RAW RECORDS:

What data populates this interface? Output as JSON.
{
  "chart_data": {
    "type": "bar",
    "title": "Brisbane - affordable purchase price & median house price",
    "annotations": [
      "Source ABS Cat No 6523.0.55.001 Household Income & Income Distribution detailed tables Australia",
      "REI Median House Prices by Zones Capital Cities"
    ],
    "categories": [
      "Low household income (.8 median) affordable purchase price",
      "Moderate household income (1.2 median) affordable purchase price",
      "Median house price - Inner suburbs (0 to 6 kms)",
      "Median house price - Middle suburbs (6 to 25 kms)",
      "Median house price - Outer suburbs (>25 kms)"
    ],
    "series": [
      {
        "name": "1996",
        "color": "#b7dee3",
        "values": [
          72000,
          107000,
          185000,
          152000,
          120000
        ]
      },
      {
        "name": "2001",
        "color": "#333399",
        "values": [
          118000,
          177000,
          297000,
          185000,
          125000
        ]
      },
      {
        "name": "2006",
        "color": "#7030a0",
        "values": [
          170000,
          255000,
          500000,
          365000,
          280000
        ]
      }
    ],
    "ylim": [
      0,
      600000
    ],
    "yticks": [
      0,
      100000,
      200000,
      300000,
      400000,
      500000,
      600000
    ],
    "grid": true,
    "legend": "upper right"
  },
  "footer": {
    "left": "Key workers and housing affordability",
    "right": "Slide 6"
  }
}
==
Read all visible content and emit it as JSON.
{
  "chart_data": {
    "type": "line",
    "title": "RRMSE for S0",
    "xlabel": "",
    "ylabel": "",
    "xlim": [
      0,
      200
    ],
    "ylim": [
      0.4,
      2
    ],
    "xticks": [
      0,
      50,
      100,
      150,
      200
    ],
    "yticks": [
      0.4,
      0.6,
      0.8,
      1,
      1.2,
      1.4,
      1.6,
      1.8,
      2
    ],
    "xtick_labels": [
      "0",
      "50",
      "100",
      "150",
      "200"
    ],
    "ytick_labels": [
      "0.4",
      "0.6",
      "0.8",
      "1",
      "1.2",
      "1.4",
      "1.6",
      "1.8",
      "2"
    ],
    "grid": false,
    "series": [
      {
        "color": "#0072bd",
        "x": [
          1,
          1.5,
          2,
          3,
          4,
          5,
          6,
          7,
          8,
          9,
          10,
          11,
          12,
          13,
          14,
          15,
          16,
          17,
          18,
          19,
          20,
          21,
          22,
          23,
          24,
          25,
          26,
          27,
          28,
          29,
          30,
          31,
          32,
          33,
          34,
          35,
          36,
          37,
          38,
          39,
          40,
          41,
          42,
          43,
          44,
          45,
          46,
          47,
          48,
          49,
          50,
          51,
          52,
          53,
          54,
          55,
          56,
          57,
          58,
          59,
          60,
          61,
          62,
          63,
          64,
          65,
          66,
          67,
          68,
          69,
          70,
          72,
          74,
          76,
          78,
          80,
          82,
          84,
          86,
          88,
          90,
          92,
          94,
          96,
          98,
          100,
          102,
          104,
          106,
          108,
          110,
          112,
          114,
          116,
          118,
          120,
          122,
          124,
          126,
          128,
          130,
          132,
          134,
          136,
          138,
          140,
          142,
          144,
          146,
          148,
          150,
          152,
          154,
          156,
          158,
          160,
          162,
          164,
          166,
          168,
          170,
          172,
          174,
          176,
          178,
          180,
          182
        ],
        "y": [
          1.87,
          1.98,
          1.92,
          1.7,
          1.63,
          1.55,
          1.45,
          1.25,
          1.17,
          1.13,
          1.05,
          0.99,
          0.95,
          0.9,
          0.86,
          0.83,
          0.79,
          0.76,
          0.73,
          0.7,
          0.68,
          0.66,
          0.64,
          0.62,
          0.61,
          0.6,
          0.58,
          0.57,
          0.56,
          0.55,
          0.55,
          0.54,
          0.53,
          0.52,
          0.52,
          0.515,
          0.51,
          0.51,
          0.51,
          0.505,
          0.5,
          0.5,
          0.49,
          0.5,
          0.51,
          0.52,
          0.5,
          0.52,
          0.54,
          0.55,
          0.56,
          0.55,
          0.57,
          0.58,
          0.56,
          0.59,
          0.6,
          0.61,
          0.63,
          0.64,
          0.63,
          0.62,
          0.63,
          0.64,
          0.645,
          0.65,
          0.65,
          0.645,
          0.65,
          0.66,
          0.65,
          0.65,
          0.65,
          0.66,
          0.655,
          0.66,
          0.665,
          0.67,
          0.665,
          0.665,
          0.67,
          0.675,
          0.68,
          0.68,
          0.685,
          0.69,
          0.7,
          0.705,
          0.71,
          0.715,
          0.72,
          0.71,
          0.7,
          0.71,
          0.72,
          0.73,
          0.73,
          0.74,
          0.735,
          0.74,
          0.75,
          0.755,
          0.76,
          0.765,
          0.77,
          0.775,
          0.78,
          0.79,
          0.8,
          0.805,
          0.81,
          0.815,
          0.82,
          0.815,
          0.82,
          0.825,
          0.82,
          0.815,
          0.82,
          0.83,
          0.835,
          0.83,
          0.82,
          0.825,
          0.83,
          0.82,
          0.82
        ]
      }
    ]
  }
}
==
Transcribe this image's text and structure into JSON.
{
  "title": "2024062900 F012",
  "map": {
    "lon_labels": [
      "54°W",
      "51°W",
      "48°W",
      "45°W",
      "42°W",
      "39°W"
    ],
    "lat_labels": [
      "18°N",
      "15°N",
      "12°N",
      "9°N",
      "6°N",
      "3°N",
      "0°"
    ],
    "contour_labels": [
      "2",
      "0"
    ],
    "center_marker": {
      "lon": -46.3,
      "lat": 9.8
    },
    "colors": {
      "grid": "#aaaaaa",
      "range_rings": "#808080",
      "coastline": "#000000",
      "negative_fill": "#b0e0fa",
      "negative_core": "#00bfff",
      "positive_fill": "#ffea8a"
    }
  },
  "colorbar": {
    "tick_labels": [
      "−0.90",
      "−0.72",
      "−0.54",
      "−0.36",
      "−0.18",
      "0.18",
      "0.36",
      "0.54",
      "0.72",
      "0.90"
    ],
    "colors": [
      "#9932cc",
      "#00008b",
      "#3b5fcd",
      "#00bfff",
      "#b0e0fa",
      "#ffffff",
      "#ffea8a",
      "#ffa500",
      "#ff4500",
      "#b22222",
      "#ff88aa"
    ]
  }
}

WORK REQUIRED: Which lines contain the word "affordable"? Copy each one.

OUTPUT:
    "title": "Brisbane - affordable purchase price & median house price",
      "Low household income (.8 median) affordable purchase price",
      "Moderate household income (1.2 median) affordable purchase price",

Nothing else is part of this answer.